§ The input:

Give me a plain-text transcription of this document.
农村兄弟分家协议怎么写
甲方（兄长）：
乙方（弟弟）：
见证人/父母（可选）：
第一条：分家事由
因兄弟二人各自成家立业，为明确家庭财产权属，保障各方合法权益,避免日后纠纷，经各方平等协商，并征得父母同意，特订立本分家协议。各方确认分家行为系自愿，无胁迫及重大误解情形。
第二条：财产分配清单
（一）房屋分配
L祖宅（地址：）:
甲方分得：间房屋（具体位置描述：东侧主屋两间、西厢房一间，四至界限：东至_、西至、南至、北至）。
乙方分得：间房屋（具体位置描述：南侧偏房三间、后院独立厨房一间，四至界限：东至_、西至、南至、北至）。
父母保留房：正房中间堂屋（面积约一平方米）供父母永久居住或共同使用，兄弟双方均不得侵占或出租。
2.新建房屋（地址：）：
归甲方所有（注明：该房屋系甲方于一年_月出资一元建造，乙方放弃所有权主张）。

§ Work instructions: Restate all of the entries exactly, please.

§ Exercise result:
Give me a plain-text transcription of this document.
农村兄弟分家协议怎么写
甲方（兄长）：
乙方（弟弟）：
见证人/父母（可选）：
第一条：分家事由
因兄弟二人各自成家立业，为明确家庭财产权属，保障各方合法权益,避免日后纠纷，经各方平等协商，并征得父母同意，特订立本分家协议。各方确认分家行为系自愿，无胁迫及重大误解情形。
第二条：财产分配清单
（一）房屋分配
L祖宅（地址：）:
甲方分得：间房屋（具体位置描述：东侧主屋两间、西厢房一间，四至界限：东至_、西至、南至、北至）。
乙方分得：间房屋（具体位置描述：南侧偏房三间、后院独立厨房一间，四至界限：东至_、西至、南至、北至）。
父母保留房：正房中间堂屋（面积约一平方米）供父母永久居住或共同使用，兄弟双方均不得侵占或出租。
2.新建房屋（地址：）：
归甲方所有（注明：该房屋系甲方于一年_月出资一元建造，乙方放弃所有权主张）。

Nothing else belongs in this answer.